»»

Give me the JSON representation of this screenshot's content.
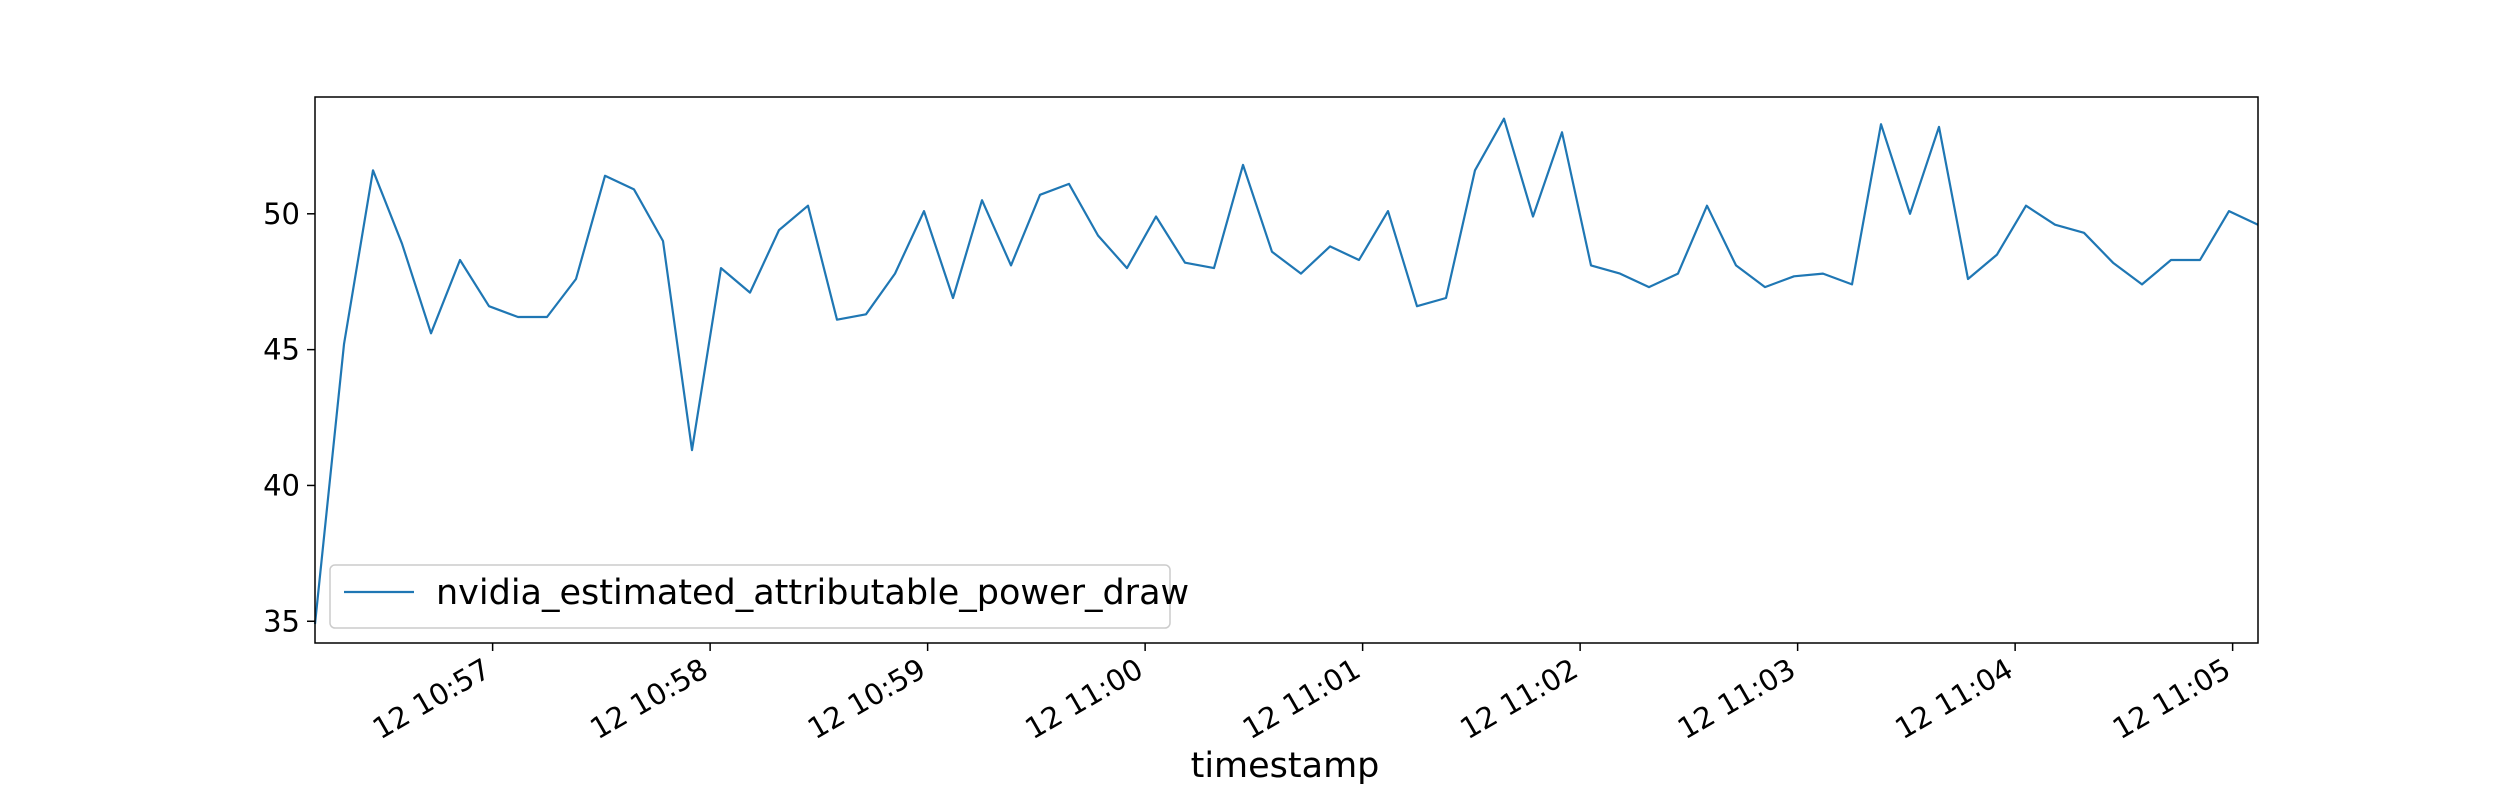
{
  "chart_data": {
    "type": "line",
    "title": "",
    "xlabel": "timestamp",
    "ylabel": "",
    "x_tick_labels": [
      "12 10:57",
      "12 10:58",
      "12 10:59",
      "12 11:00",
      "12 11:01",
      "12 11:02",
      "12 11:03",
      "12 11:04",
      "12 11:05"
    ],
    "x_tick_times_sec": [
      0,
      60,
      120,
      180,
      240,
      300,
      360,
      420,
      480
    ],
    "y_ticks": [
      35,
      40,
      45,
      50
    ],
    "ylim": [
      34.2,
      54.3
    ],
    "grid": false,
    "legend_position": "lower-left",
    "series": [
      {
        "name": "nvidia_estimated_attributable_power_draw",
        "color": "#1f77b4",
        "x_sec": [
          -49,
          -41,
          -33,
          -25,
          -17,
          -9,
          -1,
          7,
          15,
          23,
          31,
          39,
          47,
          55,
          63,
          71,
          79,
          87,
          95,
          103,
          111,
          119,
          127,
          135,
          143,
          151,
          159,
          167,
          175,
          183,
          191,
          199,
          207,
          215,
          223,
          231,
          239,
          247,
          255,
          263,
          271,
          279,
          287,
          295,
          303,
          311,
          319,
          327,
          335,
          343,
          351,
          359,
          367,
          375,
          383,
          391,
          399,
          407,
          415,
          423,
          431,
          439,
          447,
          455,
          463,
          471,
          479,
          487
        ],
        "values": [
          34.9,
          45.2,
          51.6,
          48.9,
          45.6,
          48.3,
          46.6,
          46.2,
          46.2,
          47.6,
          51.4,
          50.9,
          49.0,
          41.3,
          48.0,
          47.1,
          49.4,
          50.3,
          46.1,
          46.3,
          47.8,
          50.1,
          46.9,
          50.5,
          48.1,
          50.7,
          51.1,
          49.2,
          48.0,
          49.9,
          48.2,
          48.0,
          51.8,
          48.6,
          47.8,
          48.8,
          48.3,
          50.1,
          46.6,
          46.9,
          51.6,
          53.5,
          49.9,
          53.0,
          48.1,
          47.8,
          47.3,
          47.8,
          50.3,
          48.1,
          47.3,
          47.7,
          47.8,
          47.4,
          53.3,
          50.0,
          53.2,
          47.6,
          48.5,
          50.3,
          49.6,
          49.3,
          48.2,
          47.4,
          48.3,
          48.3,
          50.1,
          49.6
        ]
      }
    ]
  }
}
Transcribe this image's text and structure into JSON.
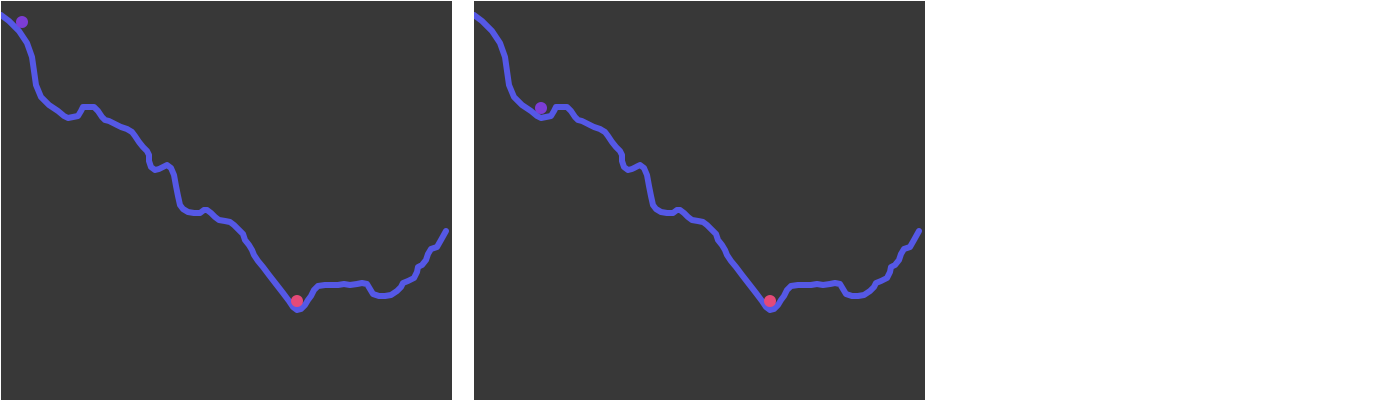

««

Set exercise: Leave out the pictures and restate everything else word for word.

Written solution:
Give me the JSON representation of this screenshot's content.
{
  "chart_data": {
    "type": "line",
    "title": "",
    "xlabel": "timestamp",
    "ylabel": "",
    "x_tick_labels": [
      "12 10:57",
      "12 10:58",
      "12 10:59",
      "12 11:00",
      "12 11:01",
      "12 11:02",
      "12 11:03",
      "12 11:04",
      "12 11:05"
    ],
    "x_tick_times_sec": [
      0,
      60,
      120,
      180,
      240,
      300,
      360,
      420,
      480
    ],
    "y_ticks": [
      35,
      40,
      45,
      50
    ],
    "ylim": [
      34.2,
      54.3
    ],
    "grid": false,
    "legend_position": "lower-left",
    "series": [
      {
        "name": "nvidia_estimated_attributable_power_draw",
        "color": "#1f77b4",
        "x_sec": [
          -49,
          -41,
          -33,
          -25,
          -17,
          -9,
          -1,
          7,
          15,
          23,
          31,
          39,
          47,
          55,
          63,
          71,
          79,
          87,
          95,
          103,
          111,
          119,
          127,
          135,
          143,
          151,
          159,
          167,
          175,
          183,
          191,
          199,
          207,
          215,
          223,
          231,
          239,
          247,
          255,
          263,
          271,
          279,
          287,
          295,
          303,
          311,
          319,
          327,
          335,
          343,
          351,
          359,
          367,
          375,
          383,
          391,
          399,
          407,
          415,
          423,
          431,
          439,
          447,
          455,
          463,
          471,
          479,
          487
        ],
        "values": [
          34.9,
          45.2,
          51.6,
          48.9,
          45.6,
          48.3,
          46.6,
          46.2,
          46.2,
          47.6,
          51.4,
          50.9,
          49.0,
          41.3,
          48.0,
          47.1,
          49.4,
          50.3,
          46.1,
          46.3,
          47.8,
          50.1,
          46.9,
          50.5,
          48.1,
          50.7,
          51.1,
          49.2,
          48.0,
          49.9,
          48.2,
          48.0,
          51.8,
          48.6,
          47.8,
          48.8,
          48.3,
          50.1,
          46.6,
          46.9,
          51.6,
          53.5,
          49.9,
          53.0,
          48.1,
          47.8,
          47.3,
          47.8,
          50.3,
          48.1,
          47.3,
          47.7,
          47.8,
          47.4,
          53.3,
          50.0,
          53.2,
          47.6,
          48.5,
          50.3,
          49.6,
          49.3,
          48.2,
          47.4,
          48.3,
          48.3,
          50.1,
          49.6
        ]
      }
    ]
  }
}
Transcribe this image's text and structure into JSON.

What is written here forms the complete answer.